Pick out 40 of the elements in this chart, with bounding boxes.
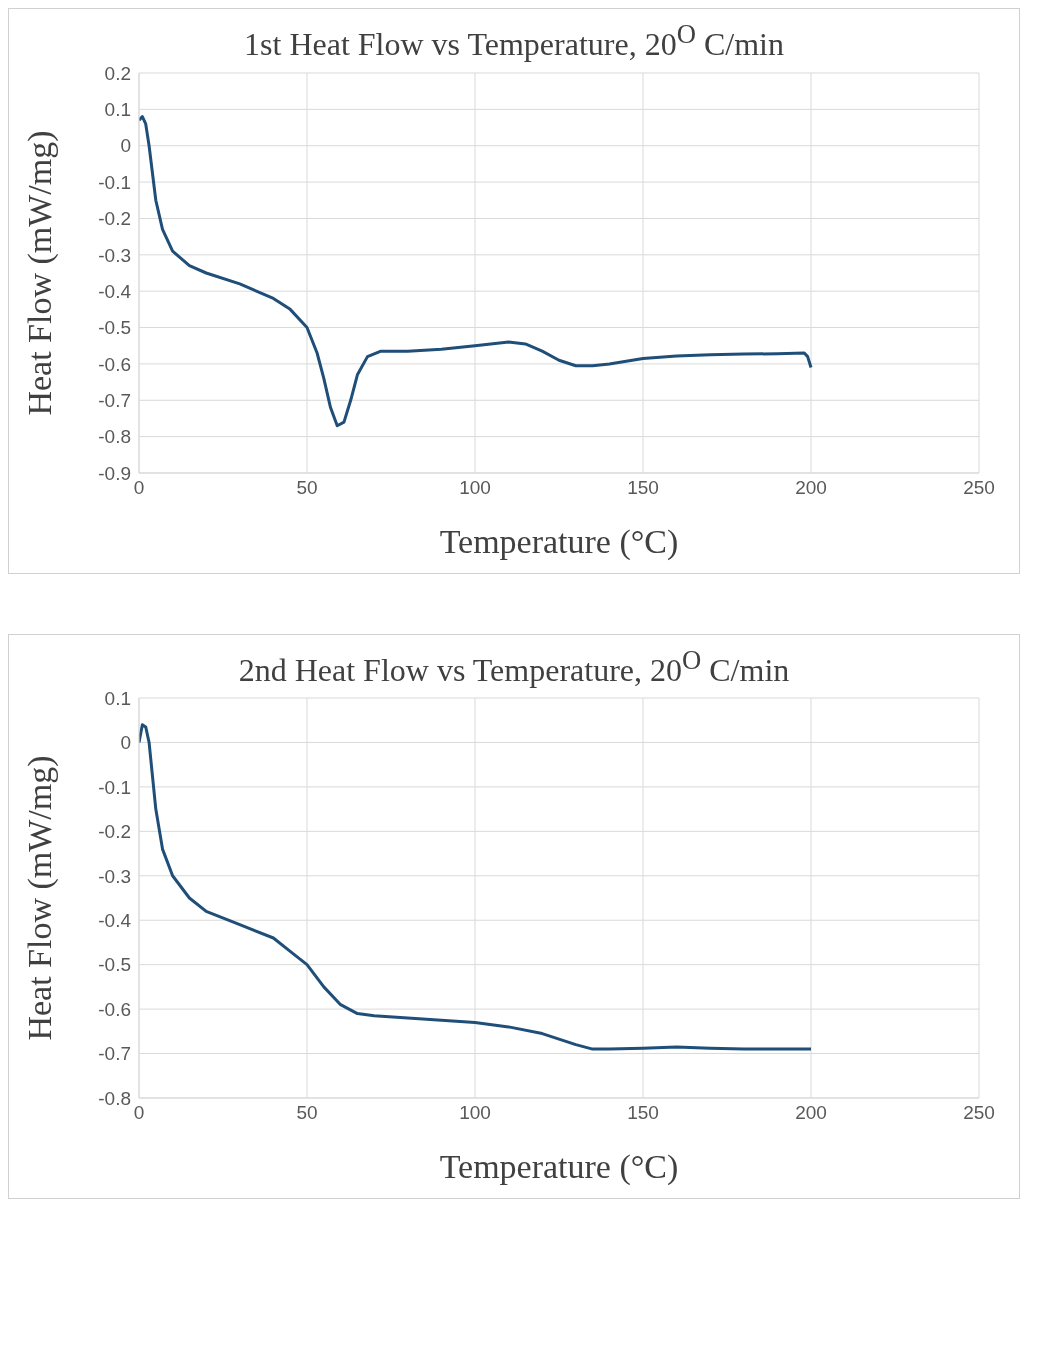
y-tick-label: 0 xyxy=(120,732,131,754)
y-tick-label: 0 xyxy=(120,135,131,157)
y-tick-label: -0.2 xyxy=(98,821,131,843)
x-tick-label: 50 xyxy=(296,1102,318,1124)
y-tick-label: -0.7 xyxy=(98,389,131,411)
y-tick-label: -0.6 xyxy=(98,353,131,375)
y-axis-title: Heat Flow (mW/mg) xyxy=(21,755,60,1041)
y-tick-label: -0.6 xyxy=(98,999,131,1021)
x-axis-title: Temperature (°C) xyxy=(439,1148,679,1187)
x-tick-label: 150 xyxy=(627,1102,659,1124)
line-series xyxy=(139,114,813,427)
y-tick-label: -0.1 xyxy=(98,171,131,193)
chart-title: 1st Heat Flow vs Temperature, 20$^{O}$ C/min xyxy=(243,19,785,63)
y-tick-label: 0.1 xyxy=(104,98,131,120)
x-tick-label: 100 xyxy=(459,1102,491,1124)
x-tick-label: 250 xyxy=(963,477,995,499)
y-tick-label: -0.3 xyxy=(98,865,131,887)
x-tick-label: 200 xyxy=(795,1102,827,1124)
y-tick-label: 0.2 xyxy=(104,62,131,84)
y-axis-title: Heat Flow (mW/mg) xyxy=(21,130,60,416)
x-tick-label: 100 xyxy=(459,477,491,499)
x-tick-label: 150 xyxy=(627,477,659,499)
x-tick-label: 50 xyxy=(296,477,318,499)
y-tick-label: -0.5 xyxy=(98,954,131,976)
y-tick-label: -0.8 xyxy=(98,426,131,448)
y-tick-label: -0.4 xyxy=(98,280,132,302)
x-axis-title: Temperature (°C) xyxy=(439,522,679,561)
y-tick-label: -0.5 xyxy=(98,316,131,338)
y-tick-label: -0.7 xyxy=(98,1043,131,1065)
y-tick-label: -0.3 xyxy=(98,244,131,266)
y-tick-label: -0.9 xyxy=(98,462,131,484)
y-tick-label: -0.8 xyxy=(98,1088,131,1110)
chart-title: 2nd Heat Flow vs Temperature, 20$^{O}$ C/min xyxy=(237,644,791,689)
y-tick-label: -0.2 xyxy=(98,207,131,229)
line-series xyxy=(139,723,813,1051)
y-tick-label: -0.1 xyxy=(98,776,131,798)
y-tick-label: -0.4 xyxy=(98,910,132,932)
y-tick-label: 0.1 xyxy=(104,688,131,710)
x-tick-label: 200 xyxy=(795,477,827,499)
x-tick-label: 250 xyxy=(963,1102,995,1124)
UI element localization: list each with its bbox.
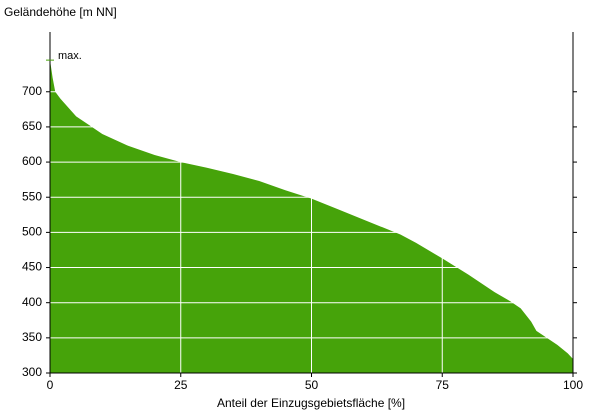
- y-tick-label: 650: [22, 119, 42, 133]
- x-tick-label: 75: [436, 378, 450, 392]
- y-tick-label: 600: [22, 154, 42, 168]
- x-axis-label: Anteil der Einzugsgebietsfläche [%]: [217, 396, 405, 410]
- x-tick-label: 25: [174, 378, 188, 392]
- x-tick-label: 50: [305, 378, 319, 392]
- x-tick-label: 100: [563, 378, 583, 392]
- y-tick-label: 550: [22, 189, 42, 203]
- y-tick-label: 300: [22, 365, 42, 379]
- y-tick-label: 350: [22, 330, 42, 344]
- annotation: max.: [58, 50, 82, 62]
- y-tick-label: 700: [22, 84, 42, 98]
- y-tick-label: 500: [22, 225, 42, 239]
- y-tick-label: 450: [22, 260, 42, 274]
- x-tick-label: 0: [47, 378, 54, 392]
- y-tick-label: 400: [22, 295, 42, 309]
- y-axis-label: Geländehöhe [m NN]: [4, 5, 117, 19]
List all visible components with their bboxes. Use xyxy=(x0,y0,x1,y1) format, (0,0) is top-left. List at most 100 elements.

+ + + +

__REQUEST__. Copy out all of the data above line for line, leaving out the pictures.

__COMPLETE RESPONSE__.
Pick out 40 of the elements in this chart, with bounding boxes.
y-tick-label: 0 xyxy=(120,732,131,754)
y-tick-label: 0 xyxy=(120,135,131,157)
y-tick-label: -0.2 xyxy=(98,821,131,843)
x-tick-label: 50 xyxy=(296,1102,318,1124)
y-tick-label: -0.7 xyxy=(98,389,131,411)
y-tick-label: -0.6 xyxy=(98,353,131,375)
y-axis-title: Heat Flow (mW/mg) xyxy=(21,755,60,1041)
y-tick-label: -0.6 xyxy=(98,999,131,1021)
x-axis-title: Temperature (°C) xyxy=(439,1148,679,1187)
x-tick-label: 150 xyxy=(627,1102,659,1124)
line-series xyxy=(139,114,813,427)
y-tick-label: -0.1 xyxy=(98,171,131,193)
chart-title: 1st Heat Flow vs Temperature, 20$^{O}$ C/min xyxy=(243,19,785,63)
y-tick-label: 0.1 xyxy=(104,98,131,120)
x-tick-label: 100 xyxy=(459,1102,491,1124)
x-tick-label: 250 xyxy=(963,477,995,499)
y-tick-label: -0.3 xyxy=(98,865,131,887)
x-tick-label: 200 xyxy=(795,1102,827,1124)
y-tick-label: 0.2 xyxy=(104,62,131,84)
y-axis-title: Heat Flow (mW/mg) xyxy=(21,130,60,416)
x-tick-label: 100 xyxy=(459,477,491,499)
x-tick-label: 150 xyxy=(627,477,659,499)
x-tick-label: 50 xyxy=(296,477,318,499)
y-tick-label: -0.5 xyxy=(98,954,131,976)
y-tick-label: -0.8 xyxy=(98,426,131,448)
y-tick-label: -0.4 xyxy=(98,280,132,302)
x-axis-title: Temperature (°C) xyxy=(439,522,679,561)
y-tick-label: -0.5 xyxy=(98,316,131,338)
y-tick-label: -0.7 xyxy=(98,1043,131,1065)
y-tick-label: -0.3 xyxy=(98,244,131,266)
y-tick-label: -0.9 xyxy=(98,462,131,484)
y-tick-label: -0.8 xyxy=(98,1088,131,1110)
chart-title: 2nd Heat Flow vs Temperature, 20$^{O}$ C/min xyxy=(237,644,791,689)
y-tick-label: -0.2 xyxy=(98,207,131,229)
line-series xyxy=(139,723,813,1051)
y-tick-label: -0.1 xyxy=(98,776,131,798)
y-tick-label: -0.4 xyxy=(98,910,132,932)
y-tick-label: 0.1 xyxy=(104,688,131,710)
x-tick-label: 200 xyxy=(795,477,827,499)
x-tick-label: 250 xyxy=(963,1102,995,1124)
UI element localization: list each with its bbox.
- y-tick-label: 650: [22, 119, 42, 133]
- x-tick-label: 75: [436, 378, 450, 392]
- y-tick-label: 600: [22, 154, 42, 168]
- x-axis-label: Anteil der Einzugsgebietsfläche [%]: [217, 396, 405, 410]
- x-tick-label: 25: [174, 378, 188, 392]
- x-tick-label: 50: [305, 378, 319, 392]
- x-tick-label: 100: [563, 378, 583, 392]
- y-tick-label: 550: [22, 189, 42, 203]
- y-tick-label: 300: [22, 365, 42, 379]
- y-tick-label: 350: [22, 330, 42, 344]
- annotation: max.: [58, 50, 82, 62]
- y-tick-label: 700: [22, 84, 42, 98]
- y-tick-label: 500: [22, 225, 42, 239]
- y-tick-label: 450: [22, 260, 42, 274]
- x-tick-label: 0: [47, 378, 54, 392]
- y-tick-label: 400: [22, 295, 42, 309]
- y-axis-label: Geländehöhe [m NN]: [4, 5, 117, 19]
List all visible components with their bboxes. Use xyxy=(x0,y0,x1,y1) format, (0,0) is top-left. List at most 100 elements.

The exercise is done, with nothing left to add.